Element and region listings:
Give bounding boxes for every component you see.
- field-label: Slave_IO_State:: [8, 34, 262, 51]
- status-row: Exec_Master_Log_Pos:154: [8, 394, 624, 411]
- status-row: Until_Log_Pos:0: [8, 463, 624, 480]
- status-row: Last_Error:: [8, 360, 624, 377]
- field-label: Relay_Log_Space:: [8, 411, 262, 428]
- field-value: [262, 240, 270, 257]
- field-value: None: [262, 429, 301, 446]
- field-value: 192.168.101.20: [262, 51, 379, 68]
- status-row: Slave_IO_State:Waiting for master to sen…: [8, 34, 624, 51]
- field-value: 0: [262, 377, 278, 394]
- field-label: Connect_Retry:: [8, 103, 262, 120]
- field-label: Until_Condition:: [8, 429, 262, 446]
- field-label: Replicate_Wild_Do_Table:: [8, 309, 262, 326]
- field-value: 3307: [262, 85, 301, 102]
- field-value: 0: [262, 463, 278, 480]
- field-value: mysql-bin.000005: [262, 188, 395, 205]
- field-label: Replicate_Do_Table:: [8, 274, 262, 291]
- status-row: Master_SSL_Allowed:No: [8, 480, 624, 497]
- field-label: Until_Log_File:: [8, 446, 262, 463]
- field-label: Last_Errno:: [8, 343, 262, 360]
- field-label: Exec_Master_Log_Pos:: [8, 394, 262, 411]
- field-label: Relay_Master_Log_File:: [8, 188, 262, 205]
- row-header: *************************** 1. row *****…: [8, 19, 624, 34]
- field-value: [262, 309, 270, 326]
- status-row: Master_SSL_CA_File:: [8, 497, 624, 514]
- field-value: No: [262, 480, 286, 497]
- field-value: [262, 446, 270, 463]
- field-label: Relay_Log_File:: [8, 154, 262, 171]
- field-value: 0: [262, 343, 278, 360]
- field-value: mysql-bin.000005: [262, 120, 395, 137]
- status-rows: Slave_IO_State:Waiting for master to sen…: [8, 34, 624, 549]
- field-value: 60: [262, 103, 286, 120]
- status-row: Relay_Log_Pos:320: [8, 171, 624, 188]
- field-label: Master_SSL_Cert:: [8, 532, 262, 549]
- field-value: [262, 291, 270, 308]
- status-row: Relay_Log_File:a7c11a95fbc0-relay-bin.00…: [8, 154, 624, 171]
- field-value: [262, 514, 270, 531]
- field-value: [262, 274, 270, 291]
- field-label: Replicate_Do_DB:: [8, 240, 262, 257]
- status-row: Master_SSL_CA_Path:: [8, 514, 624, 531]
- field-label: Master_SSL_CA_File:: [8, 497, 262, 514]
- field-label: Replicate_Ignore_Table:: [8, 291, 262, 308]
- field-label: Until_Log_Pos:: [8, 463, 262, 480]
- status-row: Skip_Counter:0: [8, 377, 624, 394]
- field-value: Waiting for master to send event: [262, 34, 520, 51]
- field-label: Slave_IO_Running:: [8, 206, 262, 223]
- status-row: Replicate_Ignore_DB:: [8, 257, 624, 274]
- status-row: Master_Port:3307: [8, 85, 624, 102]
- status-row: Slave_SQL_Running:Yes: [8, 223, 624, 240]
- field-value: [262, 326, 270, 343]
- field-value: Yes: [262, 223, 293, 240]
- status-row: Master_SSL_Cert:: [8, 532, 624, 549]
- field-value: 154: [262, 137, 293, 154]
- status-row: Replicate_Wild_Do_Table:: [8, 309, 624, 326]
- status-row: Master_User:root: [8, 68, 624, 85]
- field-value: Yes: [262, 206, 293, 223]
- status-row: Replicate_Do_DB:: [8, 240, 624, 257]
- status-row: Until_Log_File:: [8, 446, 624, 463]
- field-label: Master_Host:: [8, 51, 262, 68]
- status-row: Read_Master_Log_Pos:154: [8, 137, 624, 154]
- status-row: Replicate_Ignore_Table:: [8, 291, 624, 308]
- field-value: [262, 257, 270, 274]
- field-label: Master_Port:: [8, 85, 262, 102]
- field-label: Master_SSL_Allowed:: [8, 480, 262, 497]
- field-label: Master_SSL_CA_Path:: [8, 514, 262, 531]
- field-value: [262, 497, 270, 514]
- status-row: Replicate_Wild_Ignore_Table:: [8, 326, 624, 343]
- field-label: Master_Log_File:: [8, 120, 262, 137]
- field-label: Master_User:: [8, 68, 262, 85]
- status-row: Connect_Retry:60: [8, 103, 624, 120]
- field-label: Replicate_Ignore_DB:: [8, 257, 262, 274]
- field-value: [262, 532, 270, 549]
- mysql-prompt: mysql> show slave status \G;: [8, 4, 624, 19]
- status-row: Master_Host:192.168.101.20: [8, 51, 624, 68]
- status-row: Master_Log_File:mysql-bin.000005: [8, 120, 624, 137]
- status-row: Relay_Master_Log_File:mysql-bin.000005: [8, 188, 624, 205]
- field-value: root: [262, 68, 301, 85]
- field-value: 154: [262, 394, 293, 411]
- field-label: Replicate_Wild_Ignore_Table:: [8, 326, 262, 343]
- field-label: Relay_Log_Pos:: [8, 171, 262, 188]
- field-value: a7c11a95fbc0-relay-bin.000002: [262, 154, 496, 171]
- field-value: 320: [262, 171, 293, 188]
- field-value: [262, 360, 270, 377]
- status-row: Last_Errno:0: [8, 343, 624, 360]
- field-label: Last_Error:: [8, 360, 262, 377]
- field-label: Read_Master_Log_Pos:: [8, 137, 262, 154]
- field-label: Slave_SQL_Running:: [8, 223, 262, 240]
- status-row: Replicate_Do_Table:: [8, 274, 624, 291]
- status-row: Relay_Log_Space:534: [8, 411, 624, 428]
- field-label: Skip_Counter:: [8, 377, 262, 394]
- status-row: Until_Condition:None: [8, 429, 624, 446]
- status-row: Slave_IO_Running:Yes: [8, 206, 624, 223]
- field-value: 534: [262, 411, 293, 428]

#### REQUIRED WORK
Copy all of the lines above verbatim.

#### ANSWER TO THIS PROBLEM
Give bounding boxes for every component you see.
- field-label: Slave_IO_State:: [8, 34, 262, 51]
- status-row: Exec_Master_Log_Pos:154: [8, 394, 624, 411]
- status-row: Until_Log_Pos:0: [8, 463, 624, 480]
- status-row: Last_Error:: [8, 360, 624, 377]
- field-label: Relay_Log_Space:: [8, 411, 262, 428]
- field-value: [262, 240, 270, 257]
- field-value: None: [262, 429, 301, 446]
- field-value: 192.168.101.20: [262, 51, 379, 68]
- status-row: Slave_IO_State:Waiting for master to sen…: [8, 34, 624, 51]
- field-value: 0: [262, 377, 278, 394]
- field-label: Connect_Retry:: [8, 103, 262, 120]
- field-label: Until_Condition:: [8, 429, 262, 446]
- field-label: Replicate_Wild_Do_Table:: [8, 309, 262, 326]
- field-value: 3307: [262, 85, 301, 102]
- field-value: 0: [262, 463, 278, 480]
- field-value: mysql-bin.000005: [262, 188, 395, 205]
- field-label: Replicate_Do_Table:: [8, 274, 262, 291]
- status-row: Master_SSL_Allowed:No: [8, 480, 624, 497]
- field-label: Until_Log_File:: [8, 446, 262, 463]
- field-label: Last_Errno:: [8, 343, 262, 360]
- field-label: Exec_Master_Log_Pos:: [8, 394, 262, 411]
- field-label: Relay_Master_Log_File:: [8, 188, 262, 205]
- row-header: *************************** 1. row *****…: [8, 19, 624, 34]
- field-value: [262, 309, 270, 326]
- status-row: Master_SSL_CA_File:: [8, 497, 624, 514]
- field-value: No: [262, 480, 286, 497]
- field-value: [262, 446, 270, 463]
- field-label: Relay_Log_File:: [8, 154, 262, 171]
- field-value: 0: [262, 343, 278, 360]
- field-value: mysql-bin.000005: [262, 120, 395, 137]
- status-rows: Slave_IO_State:Waiting for master to sen…: [8, 34, 624, 549]
- field-value: 60: [262, 103, 286, 120]
- status-row: Relay_Log_Pos:320: [8, 171, 624, 188]
- field-label: Master_SSL_Cert:: [8, 532, 262, 549]
- field-value: [262, 291, 270, 308]
- status-row: Relay_Log_File:a7c11a95fbc0-relay-bin.00…: [8, 154, 624, 171]
- field-value: [262, 514, 270, 531]
- field-value: [262, 274, 270, 291]
- field-label: Replicate_Do_DB:: [8, 240, 262, 257]
- status-row: Master_SSL_CA_Path:: [8, 514, 624, 531]
- field-label: Master_SSL_CA_File:: [8, 497, 262, 514]
- field-label: Replicate_Ignore_Table:: [8, 291, 262, 308]
- field-label: Until_Log_Pos:: [8, 463, 262, 480]
- status-row: Skip_Counter:0: [8, 377, 624, 394]
- field-value: Waiting for master to send event: [262, 34, 520, 51]
- field-label: Slave_IO_Running:: [8, 206, 262, 223]
- status-row: Replicate_Ignore_DB:: [8, 257, 624, 274]
- status-row: Master_Port:3307: [8, 85, 624, 102]
- status-row: Slave_SQL_Running:Yes: [8, 223, 624, 240]
- field-value: [262, 326, 270, 343]
- field-value: Yes: [262, 223, 293, 240]
- status-row: Master_SSL_Cert:: [8, 532, 624, 549]
- field-value: 154: [262, 137, 293, 154]
- status-row: Replicate_Wild_Do_Table:: [8, 309, 624, 326]
- status-row: Master_User:root: [8, 68, 624, 85]
- field-value: Yes: [262, 206, 293, 223]
- status-row: Replicate_Do_DB:: [8, 240, 624, 257]
- status-row: Until_Log_File:: [8, 446, 624, 463]
- field-label: Master_Host:: [8, 51, 262, 68]
- status-row: Read_Master_Log_Pos:154: [8, 137, 624, 154]
- status-row: Replicate_Ignore_Table:: [8, 291, 624, 308]
- field-value: [262, 257, 270, 274]
- field-label: Master_Port:: [8, 85, 262, 102]
- field-label: Master_SSL_Allowed:: [8, 480, 262, 497]
- field-label: Master_SSL_CA_Path:: [8, 514, 262, 531]
- field-value: [262, 497, 270, 514]
- status-row: Replicate_Wild_Ignore_Table:: [8, 326, 624, 343]
- field-label: Master_Log_File:: [8, 120, 262, 137]
- field-label: Master_User:: [8, 68, 262, 85]
- status-row: Connect_Retry:60: [8, 103, 624, 120]
- field-label: Replicate_Ignore_DB:: [8, 257, 262, 274]
- field-value: [262, 532, 270, 549]
- mysql-prompt: mysql> show slave status \G;: [8, 4, 624, 19]
- status-row: Master_Host:192.168.101.20: [8, 51, 624, 68]
- status-row: Master_Log_File:mysql-bin.000005: [8, 120, 624, 137]
- status-row: Relay_Master_Log_File:mysql-bin.000005: [8, 188, 624, 205]
- field-value: root: [262, 68, 301, 85]
- field-value: 154: [262, 394, 293, 411]
- field-label: Replicate_Wild_Ignore_Table:: [8, 326, 262, 343]
- field-label: Relay_Log_Pos:: [8, 171, 262, 188]
- field-value: a7c11a95fbc0-relay-bin.000002: [262, 154, 496, 171]
- field-value: 320: [262, 171, 293, 188]
- field-value: [262, 360, 270, 377]
- status-row: Last_Errno:0: [8, 343, 624, 360]
- field-label: Last_Error:: [8, 360, 262, 377]
- field-label: Read_Master_Log_Pos:: [8, 137, 262, 154]
- field-label: Slave_SQL_Running:: [8, 223, 262, 240]
- status-row: Replicate_Do_Table:: [8, 274, 624, 291]
- status-row: Relay_Log_Space:534: [8, 411, 624, 428]
- field-label: Skip_Counter:: [8, 377, 262, 394]
- status-row: Until_Condition:None: [8, 429, 624, 446]
- status-row: Slave_IO_Running:Yes: [8, 206, 624, 223]
- field-value: 534: [262, 411, 293, 428]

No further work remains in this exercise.